WORK TO DO — Sift the material for lines containing "Music", and return them.

★ ★ ★ ★ ★

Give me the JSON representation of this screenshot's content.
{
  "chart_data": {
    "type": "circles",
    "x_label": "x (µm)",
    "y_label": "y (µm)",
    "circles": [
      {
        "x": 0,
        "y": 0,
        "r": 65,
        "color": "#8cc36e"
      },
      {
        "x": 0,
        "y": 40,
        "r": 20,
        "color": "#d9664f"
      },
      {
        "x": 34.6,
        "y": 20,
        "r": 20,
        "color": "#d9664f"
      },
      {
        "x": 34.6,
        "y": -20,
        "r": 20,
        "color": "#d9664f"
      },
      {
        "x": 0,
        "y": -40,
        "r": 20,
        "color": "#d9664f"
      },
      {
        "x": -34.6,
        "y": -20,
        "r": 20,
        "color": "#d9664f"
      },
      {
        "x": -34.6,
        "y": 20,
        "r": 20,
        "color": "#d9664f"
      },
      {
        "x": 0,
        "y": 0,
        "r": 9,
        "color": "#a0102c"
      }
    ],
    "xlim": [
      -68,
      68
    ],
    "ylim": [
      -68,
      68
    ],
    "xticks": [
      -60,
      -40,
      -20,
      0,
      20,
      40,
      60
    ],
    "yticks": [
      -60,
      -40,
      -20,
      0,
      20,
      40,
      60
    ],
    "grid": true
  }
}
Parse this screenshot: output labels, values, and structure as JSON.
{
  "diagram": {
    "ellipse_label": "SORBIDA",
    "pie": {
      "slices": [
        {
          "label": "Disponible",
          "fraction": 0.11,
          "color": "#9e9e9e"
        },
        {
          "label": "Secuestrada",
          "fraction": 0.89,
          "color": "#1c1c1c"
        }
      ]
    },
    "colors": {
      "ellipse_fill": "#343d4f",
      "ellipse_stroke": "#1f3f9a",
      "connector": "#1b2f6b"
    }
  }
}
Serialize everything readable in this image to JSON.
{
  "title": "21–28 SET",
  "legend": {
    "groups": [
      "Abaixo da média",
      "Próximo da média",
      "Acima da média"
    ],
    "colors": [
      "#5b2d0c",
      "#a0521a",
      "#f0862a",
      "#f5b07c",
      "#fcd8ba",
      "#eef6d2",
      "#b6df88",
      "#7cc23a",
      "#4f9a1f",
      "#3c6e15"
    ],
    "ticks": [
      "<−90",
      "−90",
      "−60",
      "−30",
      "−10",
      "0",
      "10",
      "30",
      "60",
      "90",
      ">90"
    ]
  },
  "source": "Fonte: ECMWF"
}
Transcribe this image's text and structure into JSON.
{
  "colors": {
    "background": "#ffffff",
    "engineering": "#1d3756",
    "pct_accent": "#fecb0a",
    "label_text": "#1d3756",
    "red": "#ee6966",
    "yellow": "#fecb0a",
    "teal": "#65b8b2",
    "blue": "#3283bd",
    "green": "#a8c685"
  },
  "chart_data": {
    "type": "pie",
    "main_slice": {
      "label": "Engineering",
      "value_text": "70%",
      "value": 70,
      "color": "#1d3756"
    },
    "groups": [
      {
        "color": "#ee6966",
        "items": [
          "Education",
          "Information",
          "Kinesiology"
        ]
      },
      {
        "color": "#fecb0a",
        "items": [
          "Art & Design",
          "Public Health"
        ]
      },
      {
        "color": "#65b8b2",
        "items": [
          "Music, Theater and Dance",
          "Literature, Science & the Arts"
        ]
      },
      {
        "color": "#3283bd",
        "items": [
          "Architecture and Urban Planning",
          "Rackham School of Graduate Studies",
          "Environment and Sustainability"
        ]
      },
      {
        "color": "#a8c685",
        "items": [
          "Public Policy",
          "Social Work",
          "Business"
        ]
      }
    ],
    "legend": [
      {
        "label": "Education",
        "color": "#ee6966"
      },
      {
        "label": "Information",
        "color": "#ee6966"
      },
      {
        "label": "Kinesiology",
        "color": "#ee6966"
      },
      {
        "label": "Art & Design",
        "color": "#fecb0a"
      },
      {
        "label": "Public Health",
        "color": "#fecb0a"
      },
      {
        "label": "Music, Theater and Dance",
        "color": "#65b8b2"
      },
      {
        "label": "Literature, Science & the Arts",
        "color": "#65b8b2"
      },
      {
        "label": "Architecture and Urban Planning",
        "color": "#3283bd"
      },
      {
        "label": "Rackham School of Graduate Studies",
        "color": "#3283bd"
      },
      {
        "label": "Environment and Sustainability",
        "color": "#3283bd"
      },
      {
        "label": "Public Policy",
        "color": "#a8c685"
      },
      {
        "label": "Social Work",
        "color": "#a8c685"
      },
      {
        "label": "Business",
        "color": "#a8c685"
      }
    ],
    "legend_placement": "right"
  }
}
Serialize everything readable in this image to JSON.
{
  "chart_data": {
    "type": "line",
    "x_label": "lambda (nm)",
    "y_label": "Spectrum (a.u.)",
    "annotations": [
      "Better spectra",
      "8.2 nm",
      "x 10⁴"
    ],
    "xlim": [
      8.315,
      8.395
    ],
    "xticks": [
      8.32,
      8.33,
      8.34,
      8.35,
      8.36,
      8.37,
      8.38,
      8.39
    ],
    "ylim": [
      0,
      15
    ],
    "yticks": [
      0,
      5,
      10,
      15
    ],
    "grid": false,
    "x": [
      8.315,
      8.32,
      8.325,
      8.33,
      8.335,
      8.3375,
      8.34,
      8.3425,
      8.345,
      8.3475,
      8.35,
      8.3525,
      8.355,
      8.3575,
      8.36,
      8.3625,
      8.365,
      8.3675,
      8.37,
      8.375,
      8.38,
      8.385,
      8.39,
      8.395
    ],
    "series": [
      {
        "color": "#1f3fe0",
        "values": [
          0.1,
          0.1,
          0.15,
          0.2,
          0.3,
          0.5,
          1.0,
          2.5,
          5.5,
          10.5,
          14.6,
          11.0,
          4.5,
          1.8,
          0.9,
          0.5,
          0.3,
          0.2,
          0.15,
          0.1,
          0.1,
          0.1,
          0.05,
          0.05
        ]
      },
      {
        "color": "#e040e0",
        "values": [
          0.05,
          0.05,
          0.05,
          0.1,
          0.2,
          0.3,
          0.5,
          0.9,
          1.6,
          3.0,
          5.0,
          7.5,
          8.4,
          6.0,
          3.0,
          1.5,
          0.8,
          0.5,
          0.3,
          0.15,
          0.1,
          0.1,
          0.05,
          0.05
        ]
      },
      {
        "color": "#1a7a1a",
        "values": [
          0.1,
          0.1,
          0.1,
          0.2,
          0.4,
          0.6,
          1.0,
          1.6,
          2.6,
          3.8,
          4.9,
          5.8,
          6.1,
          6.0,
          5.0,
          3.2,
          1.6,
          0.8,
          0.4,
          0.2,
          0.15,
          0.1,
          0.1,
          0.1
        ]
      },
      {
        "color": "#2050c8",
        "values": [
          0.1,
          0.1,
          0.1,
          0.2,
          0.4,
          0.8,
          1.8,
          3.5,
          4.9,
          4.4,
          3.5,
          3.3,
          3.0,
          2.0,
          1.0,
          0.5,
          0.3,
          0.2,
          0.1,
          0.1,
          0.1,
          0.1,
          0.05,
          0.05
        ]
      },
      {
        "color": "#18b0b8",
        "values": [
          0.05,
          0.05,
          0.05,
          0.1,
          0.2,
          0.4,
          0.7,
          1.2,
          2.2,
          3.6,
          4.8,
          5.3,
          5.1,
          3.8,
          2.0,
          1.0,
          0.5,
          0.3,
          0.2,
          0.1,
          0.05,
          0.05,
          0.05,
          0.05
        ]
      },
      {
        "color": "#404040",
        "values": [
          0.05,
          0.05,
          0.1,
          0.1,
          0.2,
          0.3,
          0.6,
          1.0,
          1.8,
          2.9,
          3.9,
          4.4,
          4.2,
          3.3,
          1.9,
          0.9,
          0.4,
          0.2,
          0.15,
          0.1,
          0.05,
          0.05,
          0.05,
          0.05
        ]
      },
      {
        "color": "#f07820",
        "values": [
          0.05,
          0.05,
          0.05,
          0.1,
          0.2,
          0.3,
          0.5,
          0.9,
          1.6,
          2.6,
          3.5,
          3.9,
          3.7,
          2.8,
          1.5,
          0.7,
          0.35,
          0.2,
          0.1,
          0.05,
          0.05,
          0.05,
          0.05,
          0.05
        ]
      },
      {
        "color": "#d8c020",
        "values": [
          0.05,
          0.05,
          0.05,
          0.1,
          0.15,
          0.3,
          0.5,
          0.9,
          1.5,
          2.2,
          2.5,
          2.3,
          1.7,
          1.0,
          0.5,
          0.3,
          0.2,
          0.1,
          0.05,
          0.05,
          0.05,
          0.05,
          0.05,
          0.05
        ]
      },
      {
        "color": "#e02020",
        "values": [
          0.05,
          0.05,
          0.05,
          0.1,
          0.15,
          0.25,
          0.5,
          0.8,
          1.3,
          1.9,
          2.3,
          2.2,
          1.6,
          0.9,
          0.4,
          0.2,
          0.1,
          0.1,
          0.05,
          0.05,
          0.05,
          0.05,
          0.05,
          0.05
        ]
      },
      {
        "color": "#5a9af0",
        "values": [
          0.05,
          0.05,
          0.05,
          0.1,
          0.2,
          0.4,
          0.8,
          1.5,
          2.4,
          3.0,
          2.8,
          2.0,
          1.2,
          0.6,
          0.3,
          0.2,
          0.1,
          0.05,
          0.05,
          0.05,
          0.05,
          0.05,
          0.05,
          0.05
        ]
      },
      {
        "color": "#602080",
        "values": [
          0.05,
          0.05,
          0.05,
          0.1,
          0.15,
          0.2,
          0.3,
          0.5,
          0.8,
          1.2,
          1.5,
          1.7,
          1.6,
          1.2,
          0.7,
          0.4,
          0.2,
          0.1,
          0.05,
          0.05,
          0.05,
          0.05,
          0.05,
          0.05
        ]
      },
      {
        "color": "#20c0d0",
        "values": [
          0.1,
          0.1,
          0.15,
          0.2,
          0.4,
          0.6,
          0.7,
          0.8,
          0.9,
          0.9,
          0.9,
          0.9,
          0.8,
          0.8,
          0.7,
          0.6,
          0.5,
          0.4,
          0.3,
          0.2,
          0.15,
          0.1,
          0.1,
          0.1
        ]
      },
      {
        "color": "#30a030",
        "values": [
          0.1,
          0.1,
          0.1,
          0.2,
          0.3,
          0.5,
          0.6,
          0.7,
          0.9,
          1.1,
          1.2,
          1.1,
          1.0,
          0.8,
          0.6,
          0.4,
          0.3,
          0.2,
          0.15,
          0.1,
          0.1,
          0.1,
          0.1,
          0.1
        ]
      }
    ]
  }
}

★ ★ ★ ★ ★

ANSWER —
          "Music, Theater and Dance",
        "label": "Music, Theater and Dance",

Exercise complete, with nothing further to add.